** To be done **
Find the string "Acuerdo" in the listing and report every line that has it.

>> BEGIN Recorded information

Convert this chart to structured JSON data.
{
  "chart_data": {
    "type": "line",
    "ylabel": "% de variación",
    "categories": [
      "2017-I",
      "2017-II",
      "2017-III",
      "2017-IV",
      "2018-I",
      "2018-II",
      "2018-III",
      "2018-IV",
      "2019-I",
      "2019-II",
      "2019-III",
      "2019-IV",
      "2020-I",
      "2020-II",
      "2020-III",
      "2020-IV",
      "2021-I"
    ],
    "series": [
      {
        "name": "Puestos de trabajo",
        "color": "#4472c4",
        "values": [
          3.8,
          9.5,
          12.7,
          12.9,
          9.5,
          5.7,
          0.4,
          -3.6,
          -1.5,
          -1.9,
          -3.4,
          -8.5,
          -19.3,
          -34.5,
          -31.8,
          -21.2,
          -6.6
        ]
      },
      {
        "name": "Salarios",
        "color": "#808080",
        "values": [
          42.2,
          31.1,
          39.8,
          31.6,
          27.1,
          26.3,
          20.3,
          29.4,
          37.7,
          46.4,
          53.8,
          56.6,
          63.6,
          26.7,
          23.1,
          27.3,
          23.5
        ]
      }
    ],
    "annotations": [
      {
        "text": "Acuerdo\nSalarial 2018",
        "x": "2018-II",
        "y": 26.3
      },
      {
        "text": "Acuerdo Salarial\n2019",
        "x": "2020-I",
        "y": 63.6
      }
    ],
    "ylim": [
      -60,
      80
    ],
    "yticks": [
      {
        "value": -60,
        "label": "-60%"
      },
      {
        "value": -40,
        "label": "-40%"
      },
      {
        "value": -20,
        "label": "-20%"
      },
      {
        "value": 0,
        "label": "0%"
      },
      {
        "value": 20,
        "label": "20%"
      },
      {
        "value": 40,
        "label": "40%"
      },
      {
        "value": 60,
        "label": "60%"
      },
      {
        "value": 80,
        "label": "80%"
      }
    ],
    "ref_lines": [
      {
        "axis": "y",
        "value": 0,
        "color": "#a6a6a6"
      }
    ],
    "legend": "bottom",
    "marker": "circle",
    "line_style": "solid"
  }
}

>> END Recorded information

** Answer for the task **
        "text": "Acuerdo\nSalarial 2018",
        "text": "Acuerdo Salarial\n2019",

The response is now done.